- **Information given**
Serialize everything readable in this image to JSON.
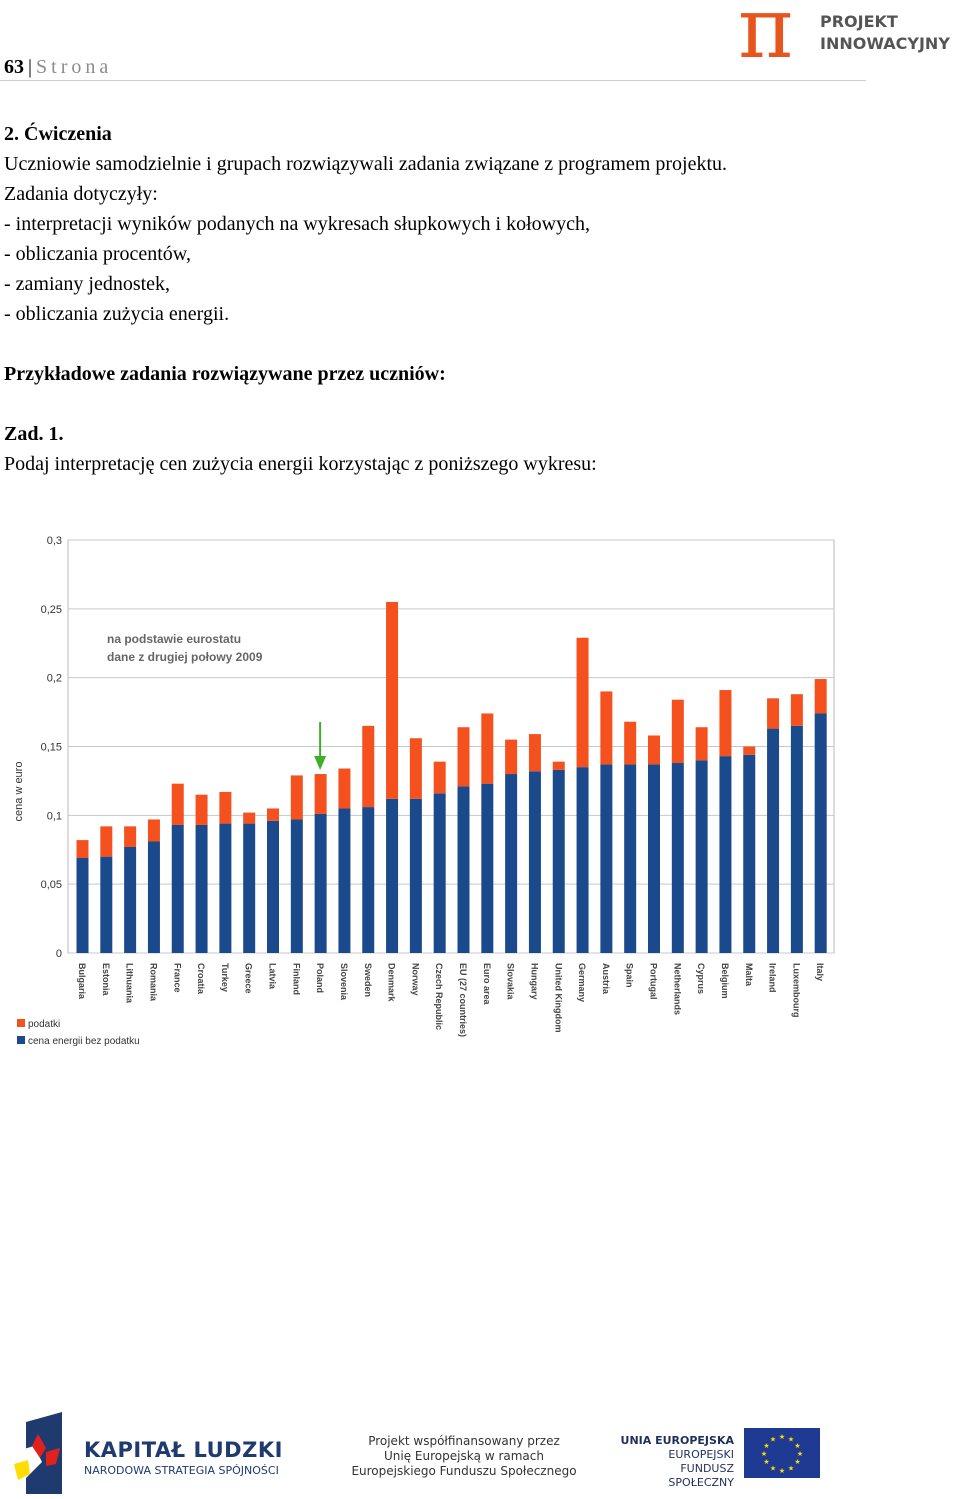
{
  "header": {
    "page_number": "63",
    "separator": "|",
    "page_word": "Strona",
    "logo_symbol": "π",
    "logo_line1": "PROJEKT",
    "logo_line2": "INNOWACYJNY"
  },
  "body": {
    "section_heading": "2. Ćwiczenia",
    "intro_line": "Uczniowie samodzielnie i grupach rozwiązywali zadania związane z programem projektu.",
    "topics_intro": "Zadania dotyczyły:",
    "topics": [
      "- interpretacji wyników podanych na wykresach słupkowych i kołowych,",
      "- obliczania procentów,",
      "- zamiany jednostek,",
      "- obliczania zużycia energii."
    ],
    "examples_heading": "Przykładowe zadania rozwiązywane przez uczniów:",
    "task_label": "Zad. 1.",
    "task_text": "Podaj interpretację cen zużycia energii korzystając z poniższego wykresu:"
  },
  "chart_data": {
    "type": "bar",
    "stacked": true,
    "ylabel": "cena w euro",
    "ylim": [
      0,
      0.3
    ],
    "yticks": [
      "0",
      "0,05",
      "0,1",
      "0,15",
      "0,2",
      "0,25",
      "0,3"
    ],
    "grid": true,
    "annotation": [
      "na podstawie eurostatu",
      "dane z drugiej połowy 2009"
    ],
    "highlight_category": "Poland",
    "legend_position": "bottom-left",
    "categories": [
      "Bulgaria",
      "Estonia",
      "Lithuania",
      "Romania",
      "France",
      "Croatia",
      "Turkey",
      "Greece",
      "Latvia",
      "Finland",
      "Poland",
      "Slovenia",
      "Sweden",
      "Denmark",
      "Norway",
      "Czech Republic",
      "EU (27 countries)",
      "Euro area",
      "Slovakia",
      "Hungary",
      "United Kingdom",
      "Germany",
      "Austria",
      "Spain",
      "Portugal",
      "Netherlands",
      "Cyprus",
      "Belgium",
      "Malta",
      "Ireland",
      "Luxembourg",
      "Italy"
    ],
    "series": [
      {
        "name": "cena energii bez podatku",
        "color": "#1b4a8c",
        "values": [
          0.069,
          0.07,
          0.077,
          0.081,
          0.093,
          0.093,
          0.094,
          0.094,
          0.096,
          0.097,
          0.101,
          0.105,
          0.106,
          0.112,
          0.112,
          0.116,
          0.121,
          0.123,
          0.13,
          0.132,
          0.133,
          0.135,
          0.137,
          0.137,
          0.137,
          0.138,
          0.14,
          0.143,
          0.144,
          0.163,
          0.165,
          0.174
        ]
      },
      {
        "name": "podatki",
        "color": "#f4511e",
        "values": [
          0.013,
          0.022,
          0.015,
          0.016,
          0.03,
          0.022,
          0.023,
          0.008,
          0.009,
          0.032,
          0.029,
          0.029,
          0.059,
          0.143,
          0.044,
          0.023,
          0.043,
          0.051,
          0.025,
          0.027,
          0.006,
          0.094,
          0.053,
          0.031,
          0.021,
          0.046,
          0.024,
          0.048,
          0.006,
          0.022,
          0.023,
          0.025
        ]
      }
    ]
  },
  "footer": {
    "kl_title": "KAPITAŁ LUDZKI",
    "kl_subtitle": "NARODOWA STRATEGIA SPÓJNOŚCI",
    "cofinance_lines": [
      "Projekt współfinansowany przez",
      "Unię Europejską w ramach",
      "Europejskiego Funduszu Społecznego"
    ],
    "ue_lines": [
      "UNIA EUROPEJSKA",
      "EUROPEJSKI",
      "FUNDUSZ SPOŁECZNY"
    ],
    "colors": {
      "eu_blue": "#1f3a93",
      "eu_star": "#ffdd00",
      "kl_blue": "#1f3a6e",
      "kl_red": "#e2211c"
    }
  }
}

- **Task statement**
Using the records above, copy each line that contains "name".

- **Completed task**
        "name": "cena energii bez podatku",
        "name": "podatki",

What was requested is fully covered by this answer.